__Listed entries__
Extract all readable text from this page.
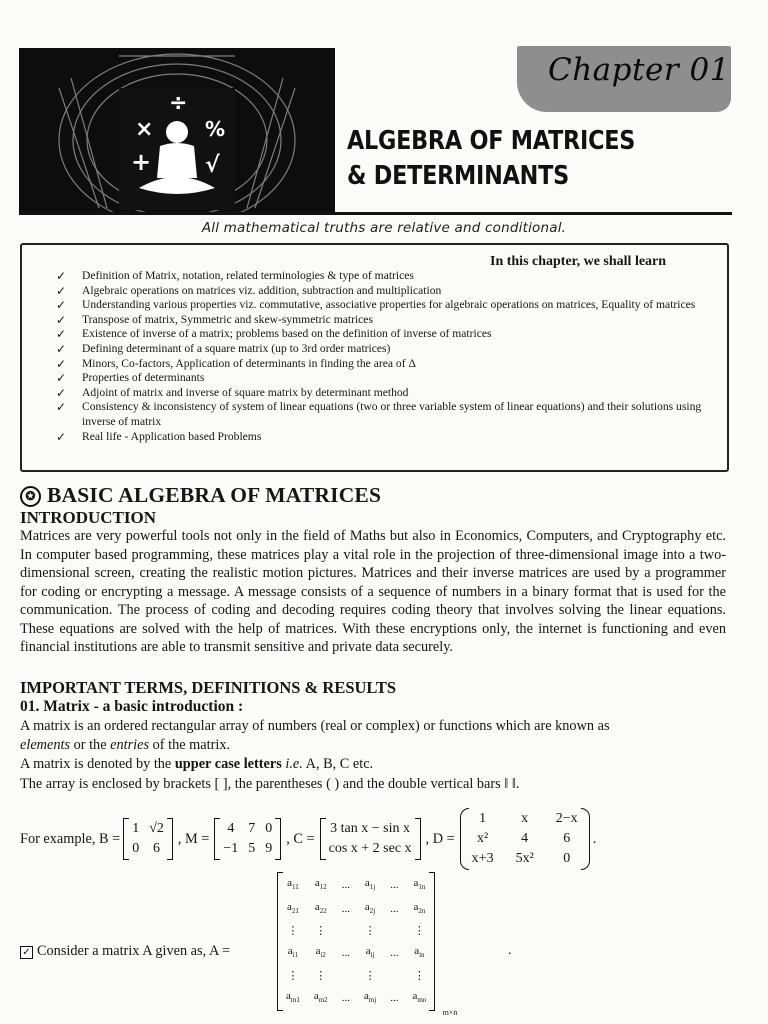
÷
×	%
+ √
Chapter 01
ALGEBRA OF MATRICES
& DETERMINANTS
All mathematical truths are relative and conditional.
In this chapter, we shall learn
✓ Definition of Matrix, notation, related terminologies & type of matrices
✓ Algebraic operations on matrices viz. addition, subtraction and multiplication
✓ Understanding various properties viz. commutative, associative properties for algebraic operations on matrices, Equality of matrices
✓ Transpose of matrix, Symmetric and skew-symmetric matrices
✓ Existence of inverse of a matrix; problems based on the definition of inverse of matrices
✓ Defining determinant of a square matrix (up to 3rd order matrices)
✓ Minors, Co-factors, Application of determinants in finding the area of Δ
✓ Properties of determinants
✓ Adjoint of matrix and inverse of square matrix by determinant method
✓ Consistency & inconsistency of system of linear equations (two or three variable system of linear equations) and their solutions using inverse of matrix
✓ Real life - Application based Problems
✪ BASIC ALGEBRA OF MATRICES
INTRODUCTION
Matrices are very powerful tools not only in the field of Maths but also in Economics, Computers, and Cryptography etc. In computer based programming, these matrices play a vital role in the projection of three-dimensional image into a two-dimensional screen, creating the realistic motion pictures. Matrices and their inverse matrices are used by a programmer for coding or encrypting a message. A message consists of a sequence of numbers in a binary format that is used for the communication. The process of coding and decoding requires coding theory that involves solving the linear equations. These equations are solved with the help of matrices. With these encryptions only, the internet is functioning and even financial institutions are able to transmit sensitive and private data securely.
IMPORTANT TERMS, DEFINITIONS & RESULTS
01. Matrix - a basic introduction :
A matrix is an ordered rectangular array of numbers (real or complex) or functions which are known as
elements or the entries of the matrix.
A matrix is denoted by the upper case letters i.e. A, B, C etc.
The array is enclosed by brackets [ ], the parentheses ( ) and the double vertical bars ‖ ‖.
For example, B =
1 √2
0 6
, M =
4 7 0
−1 5 9
, C =
3 tan x − sin x
cos x + 2 sec x
, D =
1	x 2−x
x² 4	6
x+3 5x² 0
.
✓ Consider a matrix A given as, A =
$a_{11}$ $a_{12}$ ... $a_{1j}$ ... $a_{1n}$
$a_{21}$ $a_{22}$ ... $a_{2j}$ ... $a_{2n}$
⋮ ⋮	⋮	⋮
$a_{i1}$ $a_{i2}$ ... $a_{ij}$ ... $a_{in}$
⋮ ⋮	⋮	⋮
$a_{m1}$ $a_{m2}$ ... $a_{mj}$ ... $a_{mn}$
m×n
.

__What you are asked to do__
Every line containing the string "operations" must be listed.

__Task result__
✓ Algebraic operations on matrices viz. addition, subtraction and multiplication
✓ Understanding various properties viz. commutative, associative properties for algebraic operations on matrices, Equality of matrices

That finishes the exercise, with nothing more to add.